From the line that includes "Serialize everything readable" to the last line of the records, inclusive, repeat each line exactly.
(begin)
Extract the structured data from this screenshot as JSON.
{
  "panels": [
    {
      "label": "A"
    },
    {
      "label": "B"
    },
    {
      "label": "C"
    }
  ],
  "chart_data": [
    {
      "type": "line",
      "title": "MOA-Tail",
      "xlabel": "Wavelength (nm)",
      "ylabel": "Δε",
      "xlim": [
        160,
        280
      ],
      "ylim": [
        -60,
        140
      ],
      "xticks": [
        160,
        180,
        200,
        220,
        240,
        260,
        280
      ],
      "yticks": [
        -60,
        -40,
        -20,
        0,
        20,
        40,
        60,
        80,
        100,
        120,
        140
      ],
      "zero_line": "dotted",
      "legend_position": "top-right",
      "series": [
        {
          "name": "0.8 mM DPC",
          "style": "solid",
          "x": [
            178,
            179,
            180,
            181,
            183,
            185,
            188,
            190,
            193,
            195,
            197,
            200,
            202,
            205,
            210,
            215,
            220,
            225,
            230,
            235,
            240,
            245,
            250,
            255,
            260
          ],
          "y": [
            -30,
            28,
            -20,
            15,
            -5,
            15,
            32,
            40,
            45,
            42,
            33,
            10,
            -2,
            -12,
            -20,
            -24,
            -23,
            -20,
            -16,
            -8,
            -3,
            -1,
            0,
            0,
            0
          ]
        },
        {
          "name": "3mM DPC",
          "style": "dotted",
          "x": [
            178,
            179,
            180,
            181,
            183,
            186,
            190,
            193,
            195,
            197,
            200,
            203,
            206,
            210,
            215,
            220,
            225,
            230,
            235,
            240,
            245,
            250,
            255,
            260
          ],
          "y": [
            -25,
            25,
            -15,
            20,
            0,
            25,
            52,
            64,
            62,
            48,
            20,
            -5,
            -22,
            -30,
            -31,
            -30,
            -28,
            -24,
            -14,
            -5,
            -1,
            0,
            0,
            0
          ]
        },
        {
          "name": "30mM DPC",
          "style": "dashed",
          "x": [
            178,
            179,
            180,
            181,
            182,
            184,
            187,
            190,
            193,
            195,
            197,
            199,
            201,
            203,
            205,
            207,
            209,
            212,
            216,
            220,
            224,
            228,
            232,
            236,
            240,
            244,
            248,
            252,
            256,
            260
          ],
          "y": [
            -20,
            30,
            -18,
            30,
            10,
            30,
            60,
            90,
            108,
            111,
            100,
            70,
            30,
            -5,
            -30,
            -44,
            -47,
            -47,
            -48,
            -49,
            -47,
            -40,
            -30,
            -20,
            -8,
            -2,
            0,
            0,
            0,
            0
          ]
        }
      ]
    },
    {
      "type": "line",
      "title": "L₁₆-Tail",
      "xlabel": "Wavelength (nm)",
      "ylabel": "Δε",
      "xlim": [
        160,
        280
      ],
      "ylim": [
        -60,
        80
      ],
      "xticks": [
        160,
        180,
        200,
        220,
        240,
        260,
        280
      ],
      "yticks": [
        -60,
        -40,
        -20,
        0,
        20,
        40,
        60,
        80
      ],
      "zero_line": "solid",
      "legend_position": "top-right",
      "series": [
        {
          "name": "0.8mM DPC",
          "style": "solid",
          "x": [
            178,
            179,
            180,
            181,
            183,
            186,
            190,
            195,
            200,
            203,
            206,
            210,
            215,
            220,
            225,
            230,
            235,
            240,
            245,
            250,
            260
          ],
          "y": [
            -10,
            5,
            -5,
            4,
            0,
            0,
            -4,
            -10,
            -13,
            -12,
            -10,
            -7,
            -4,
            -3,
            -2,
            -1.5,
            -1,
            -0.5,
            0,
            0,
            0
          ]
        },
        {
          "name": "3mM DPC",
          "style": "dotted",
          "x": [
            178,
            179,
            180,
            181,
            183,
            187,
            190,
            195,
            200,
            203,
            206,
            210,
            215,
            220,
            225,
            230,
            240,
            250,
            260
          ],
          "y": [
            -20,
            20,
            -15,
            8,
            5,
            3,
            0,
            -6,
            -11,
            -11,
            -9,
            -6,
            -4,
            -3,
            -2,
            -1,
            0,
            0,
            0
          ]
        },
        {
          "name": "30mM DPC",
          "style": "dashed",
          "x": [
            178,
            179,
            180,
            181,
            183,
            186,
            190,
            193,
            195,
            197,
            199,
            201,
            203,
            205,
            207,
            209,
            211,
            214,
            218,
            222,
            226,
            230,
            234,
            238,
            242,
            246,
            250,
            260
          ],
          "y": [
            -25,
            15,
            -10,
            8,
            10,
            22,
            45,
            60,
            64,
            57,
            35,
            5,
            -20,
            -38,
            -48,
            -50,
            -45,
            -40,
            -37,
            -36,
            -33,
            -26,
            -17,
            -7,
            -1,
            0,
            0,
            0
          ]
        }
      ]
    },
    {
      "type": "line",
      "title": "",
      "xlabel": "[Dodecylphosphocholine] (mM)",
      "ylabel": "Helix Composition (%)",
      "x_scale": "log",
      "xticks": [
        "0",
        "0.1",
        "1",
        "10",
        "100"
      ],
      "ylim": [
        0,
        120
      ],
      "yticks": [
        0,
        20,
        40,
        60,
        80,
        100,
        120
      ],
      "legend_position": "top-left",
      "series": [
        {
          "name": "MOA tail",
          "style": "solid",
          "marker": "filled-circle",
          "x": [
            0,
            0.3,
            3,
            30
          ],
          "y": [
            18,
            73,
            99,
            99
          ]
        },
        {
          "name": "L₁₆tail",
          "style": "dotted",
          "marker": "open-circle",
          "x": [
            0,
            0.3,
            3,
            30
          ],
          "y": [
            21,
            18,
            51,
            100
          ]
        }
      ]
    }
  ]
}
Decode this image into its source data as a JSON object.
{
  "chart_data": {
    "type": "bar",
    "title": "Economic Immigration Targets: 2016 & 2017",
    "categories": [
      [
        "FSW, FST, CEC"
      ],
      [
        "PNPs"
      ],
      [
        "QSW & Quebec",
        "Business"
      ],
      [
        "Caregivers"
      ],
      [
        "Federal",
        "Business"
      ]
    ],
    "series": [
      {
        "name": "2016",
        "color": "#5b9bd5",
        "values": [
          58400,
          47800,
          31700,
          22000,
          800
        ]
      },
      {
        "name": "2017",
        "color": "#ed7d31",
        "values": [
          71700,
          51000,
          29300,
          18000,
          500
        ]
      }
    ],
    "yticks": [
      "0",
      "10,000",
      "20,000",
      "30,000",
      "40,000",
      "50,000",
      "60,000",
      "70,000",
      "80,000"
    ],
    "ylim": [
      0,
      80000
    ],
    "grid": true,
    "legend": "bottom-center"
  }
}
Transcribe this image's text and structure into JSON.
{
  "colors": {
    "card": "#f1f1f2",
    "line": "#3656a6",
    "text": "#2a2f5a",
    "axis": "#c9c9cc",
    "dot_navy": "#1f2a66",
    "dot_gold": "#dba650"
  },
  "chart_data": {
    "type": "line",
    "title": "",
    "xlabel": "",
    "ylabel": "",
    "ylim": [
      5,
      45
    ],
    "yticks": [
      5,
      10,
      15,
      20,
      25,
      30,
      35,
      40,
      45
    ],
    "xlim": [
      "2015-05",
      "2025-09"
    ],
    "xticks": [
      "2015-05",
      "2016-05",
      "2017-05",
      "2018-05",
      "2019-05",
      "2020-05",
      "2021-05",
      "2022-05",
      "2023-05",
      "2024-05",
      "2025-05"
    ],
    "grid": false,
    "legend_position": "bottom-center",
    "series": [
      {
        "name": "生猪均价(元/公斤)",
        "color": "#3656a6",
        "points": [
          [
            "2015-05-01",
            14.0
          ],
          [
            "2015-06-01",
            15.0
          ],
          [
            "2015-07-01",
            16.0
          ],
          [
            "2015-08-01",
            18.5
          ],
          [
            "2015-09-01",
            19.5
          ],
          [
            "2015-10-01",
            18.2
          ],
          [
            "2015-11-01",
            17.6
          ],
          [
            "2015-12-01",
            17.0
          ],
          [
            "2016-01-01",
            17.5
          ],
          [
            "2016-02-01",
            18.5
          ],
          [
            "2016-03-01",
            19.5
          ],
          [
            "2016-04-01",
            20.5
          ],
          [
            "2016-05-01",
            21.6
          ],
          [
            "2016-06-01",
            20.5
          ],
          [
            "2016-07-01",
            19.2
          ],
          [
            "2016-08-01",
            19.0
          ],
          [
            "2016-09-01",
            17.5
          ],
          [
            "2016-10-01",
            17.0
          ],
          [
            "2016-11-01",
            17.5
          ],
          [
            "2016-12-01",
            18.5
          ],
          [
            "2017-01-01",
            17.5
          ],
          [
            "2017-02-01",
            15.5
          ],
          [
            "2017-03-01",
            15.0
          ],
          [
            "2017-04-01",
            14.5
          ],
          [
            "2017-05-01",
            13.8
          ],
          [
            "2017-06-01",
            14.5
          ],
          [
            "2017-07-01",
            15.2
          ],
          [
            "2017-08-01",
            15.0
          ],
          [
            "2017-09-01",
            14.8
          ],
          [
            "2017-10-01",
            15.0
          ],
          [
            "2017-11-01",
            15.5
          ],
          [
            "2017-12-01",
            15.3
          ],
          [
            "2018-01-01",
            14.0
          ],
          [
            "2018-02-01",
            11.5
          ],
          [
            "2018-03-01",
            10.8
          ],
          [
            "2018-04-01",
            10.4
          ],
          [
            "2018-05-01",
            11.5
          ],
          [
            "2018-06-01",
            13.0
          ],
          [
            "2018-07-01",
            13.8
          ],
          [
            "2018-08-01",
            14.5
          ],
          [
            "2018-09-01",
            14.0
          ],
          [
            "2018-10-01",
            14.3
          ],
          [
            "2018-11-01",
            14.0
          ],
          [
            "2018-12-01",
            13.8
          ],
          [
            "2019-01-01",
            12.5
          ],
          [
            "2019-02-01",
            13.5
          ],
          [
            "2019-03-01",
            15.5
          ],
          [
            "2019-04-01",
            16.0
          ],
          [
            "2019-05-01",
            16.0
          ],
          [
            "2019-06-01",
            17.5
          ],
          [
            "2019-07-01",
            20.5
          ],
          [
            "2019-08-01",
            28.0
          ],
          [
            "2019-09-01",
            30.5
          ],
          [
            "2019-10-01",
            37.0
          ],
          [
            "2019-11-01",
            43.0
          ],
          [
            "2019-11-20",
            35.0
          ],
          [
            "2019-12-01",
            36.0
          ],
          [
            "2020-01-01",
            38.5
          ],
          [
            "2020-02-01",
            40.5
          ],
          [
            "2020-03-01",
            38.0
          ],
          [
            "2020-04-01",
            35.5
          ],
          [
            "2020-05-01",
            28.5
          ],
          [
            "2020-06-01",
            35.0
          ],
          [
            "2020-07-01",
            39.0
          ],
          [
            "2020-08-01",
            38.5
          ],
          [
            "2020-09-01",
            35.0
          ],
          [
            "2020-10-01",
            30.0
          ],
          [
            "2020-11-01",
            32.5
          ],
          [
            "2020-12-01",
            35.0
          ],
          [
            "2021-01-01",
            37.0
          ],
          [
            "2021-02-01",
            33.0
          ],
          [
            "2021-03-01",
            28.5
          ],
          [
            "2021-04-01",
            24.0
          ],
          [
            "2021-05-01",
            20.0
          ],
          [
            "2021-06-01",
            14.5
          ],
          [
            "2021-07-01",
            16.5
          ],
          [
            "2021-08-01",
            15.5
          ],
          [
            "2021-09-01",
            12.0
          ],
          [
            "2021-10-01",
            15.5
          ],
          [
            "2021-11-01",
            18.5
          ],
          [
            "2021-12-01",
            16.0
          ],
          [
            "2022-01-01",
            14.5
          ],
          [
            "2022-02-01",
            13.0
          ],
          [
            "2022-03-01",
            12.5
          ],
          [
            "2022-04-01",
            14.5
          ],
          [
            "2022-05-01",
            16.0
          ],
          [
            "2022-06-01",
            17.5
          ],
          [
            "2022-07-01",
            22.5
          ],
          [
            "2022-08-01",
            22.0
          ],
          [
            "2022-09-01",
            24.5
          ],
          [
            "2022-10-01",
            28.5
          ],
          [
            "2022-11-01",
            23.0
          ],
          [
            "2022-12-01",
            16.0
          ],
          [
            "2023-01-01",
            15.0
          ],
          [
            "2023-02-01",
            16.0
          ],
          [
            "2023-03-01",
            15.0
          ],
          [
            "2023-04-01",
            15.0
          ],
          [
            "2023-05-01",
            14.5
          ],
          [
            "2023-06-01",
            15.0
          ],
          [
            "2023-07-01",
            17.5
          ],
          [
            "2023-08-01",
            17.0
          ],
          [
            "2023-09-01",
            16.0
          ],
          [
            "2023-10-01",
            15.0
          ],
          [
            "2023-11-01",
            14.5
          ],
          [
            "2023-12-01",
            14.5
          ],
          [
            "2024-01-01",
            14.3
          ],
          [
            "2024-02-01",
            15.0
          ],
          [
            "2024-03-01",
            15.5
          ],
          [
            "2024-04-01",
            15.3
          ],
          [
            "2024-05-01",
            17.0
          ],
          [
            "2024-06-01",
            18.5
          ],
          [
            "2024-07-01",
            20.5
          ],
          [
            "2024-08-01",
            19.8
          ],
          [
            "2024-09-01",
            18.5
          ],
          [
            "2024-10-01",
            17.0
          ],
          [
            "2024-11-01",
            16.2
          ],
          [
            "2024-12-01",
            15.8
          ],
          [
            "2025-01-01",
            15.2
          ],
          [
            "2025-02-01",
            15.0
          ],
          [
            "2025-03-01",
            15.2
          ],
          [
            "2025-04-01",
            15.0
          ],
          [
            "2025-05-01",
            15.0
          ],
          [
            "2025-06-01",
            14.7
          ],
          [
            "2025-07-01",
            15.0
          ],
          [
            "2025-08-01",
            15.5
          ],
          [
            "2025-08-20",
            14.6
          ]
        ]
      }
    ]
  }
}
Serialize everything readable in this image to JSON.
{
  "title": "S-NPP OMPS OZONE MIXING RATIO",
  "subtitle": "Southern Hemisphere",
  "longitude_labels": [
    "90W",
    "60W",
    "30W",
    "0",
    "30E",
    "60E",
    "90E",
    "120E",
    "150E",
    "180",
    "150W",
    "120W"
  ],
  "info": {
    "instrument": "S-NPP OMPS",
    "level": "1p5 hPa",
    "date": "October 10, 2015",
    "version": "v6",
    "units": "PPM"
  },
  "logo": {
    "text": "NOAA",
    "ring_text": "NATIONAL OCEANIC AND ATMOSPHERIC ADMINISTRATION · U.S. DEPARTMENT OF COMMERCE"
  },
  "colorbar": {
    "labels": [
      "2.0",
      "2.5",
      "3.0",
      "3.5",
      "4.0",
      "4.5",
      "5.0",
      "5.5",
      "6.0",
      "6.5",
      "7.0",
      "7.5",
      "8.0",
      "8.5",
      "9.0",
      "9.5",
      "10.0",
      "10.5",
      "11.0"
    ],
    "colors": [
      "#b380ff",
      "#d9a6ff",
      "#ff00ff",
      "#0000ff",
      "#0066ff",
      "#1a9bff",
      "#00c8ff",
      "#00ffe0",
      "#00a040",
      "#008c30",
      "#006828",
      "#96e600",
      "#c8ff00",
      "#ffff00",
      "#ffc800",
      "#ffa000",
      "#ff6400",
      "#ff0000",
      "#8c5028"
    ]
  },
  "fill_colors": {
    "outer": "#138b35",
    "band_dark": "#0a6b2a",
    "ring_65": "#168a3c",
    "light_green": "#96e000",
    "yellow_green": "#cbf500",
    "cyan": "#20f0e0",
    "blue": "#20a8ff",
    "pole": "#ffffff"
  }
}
(end)
■ **FINISHED ANSWER**
Serialize everything readable in this image to JSON.
{
  "title": "S-NPP OMPS OZONE MIXING RATIO",
  "subtitle": "Southern Hemisphere",
  "longitude_labels": [
    "90W",
    "60W",
    "30W",
    "0",
    "30E",
    "60E",
    "90E",
    "120E",
    "150E",
    "180",
    "150W",
    "120W"
  ],
  "info": {
    "instrument": "S-NPP OMPS",
    "level": "1p5 hPa",
    "date": "October 10, 2015",
    "version": "v6",
    "units": "PPM"
  },
  "logo": {
    "text": "NOAA",
    "ring_text": "NATIONAL OCEANIC AND ATMOSPHERIC ADMINISTRATION · U.S. DEPARTMENT OF COMMERCE"
  },
  "colorbar": {
    "labels": [
      "2.0",
      "2.5",
      "3.0",
      "3.5",
      "4.0",
      "4.5",
      "5.0",
      "5.5",
      "6.0",
      "6.5",
      "7.0",
      "7.5",
      "8.0",
      "8.5",
      "9.0",
      "9.5",
      "10.0",
      "10.5",
      "11.0"
    ],
    "colors": [
      "#b380ff",
      "#d9a6ff",
      "#ff00ff",
      "#0000ff",
      "#0066ff",
      "#1a9bff",
      "#00c8ff",
      "#00ffe0",
      "#00a040",
      "#008c30",
      "#006828",
      "#96e600",
      "#c8ff00",
      "#ffff00",
      "#ffc800",
      "#ffa000",
      "#ff6400",
      "#ff0000",
      "#8c5028"
    ]
  },
  "fill_colors": {
    "outer": "#138b35",
    "band_dark": "#0a6b2a",
    "ring_65": "#168a3c",
    "light_green": "#96e000",
    "yellow_green": "#cbf500",
    "cyan": "#20f0e0",
    "blue": "#20a8ff",
    "pole": "#ffffff"
  }
}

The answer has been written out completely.